▸ Description of the task: Can the data below be echoed back word for word?

##### Rows

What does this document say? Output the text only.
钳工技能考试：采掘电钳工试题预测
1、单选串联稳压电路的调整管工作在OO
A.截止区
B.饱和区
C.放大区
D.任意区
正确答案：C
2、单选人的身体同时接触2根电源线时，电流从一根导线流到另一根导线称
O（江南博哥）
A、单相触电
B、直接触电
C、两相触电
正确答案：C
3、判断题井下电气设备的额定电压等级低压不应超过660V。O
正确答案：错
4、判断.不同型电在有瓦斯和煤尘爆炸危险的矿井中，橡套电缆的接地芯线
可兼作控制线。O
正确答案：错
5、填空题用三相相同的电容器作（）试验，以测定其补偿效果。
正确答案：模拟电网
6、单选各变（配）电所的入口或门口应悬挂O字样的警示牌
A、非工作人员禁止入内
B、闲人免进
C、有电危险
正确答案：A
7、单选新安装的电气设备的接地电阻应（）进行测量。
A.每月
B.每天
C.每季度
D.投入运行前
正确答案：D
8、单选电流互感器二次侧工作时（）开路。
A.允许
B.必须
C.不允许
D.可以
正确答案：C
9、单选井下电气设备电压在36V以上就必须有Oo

##########

▸ Solution to the problem:
What does this document say? Output the text only.
钳工技能考试：采掘电钳工试题预测
1、单选串联稳压电路的调整管工作在OO
A.截止区
B.饱和区
C.放大区
D.任意区
正确答案：C
2、单选人的身体同时接触2根电源线时，电流从一根导线流到另一根导线称
O（江南博哥）
A、单相触电
B、直接触电
C、两相触电
正确答案：C
3、判断题井下电气设备的额定电压等级低压不应超过660V。O
正确答案：错
4、判断.不同型电在有瓦斯和煤尘爆炸危险的矿井中，橡套电缆的接地芯线
可兼作控制线。O
正确答案：错
5、填空题用三相相同的电容器作（）试验，以测定其补偿效果。
正确答案：模拟电网
6、单选各变（配）电所的入口或门口应悬挂O字样的警示牌
A、非工作人员禁止入内
B、闲人免进
C、有电危险
正确答案：A
7、单选新安装的电气设备的接地电阻应（）进行测量。
A.每月
B.每天
C.每季度
D.投入运行前
正确答案：D
8、单选电流互感器二次侧工作时（）开路。
A.允许
B.必须
C.不允许
D.可以
正确答案：C
9、单选井下电气设备电压在36V以上就必须有Oo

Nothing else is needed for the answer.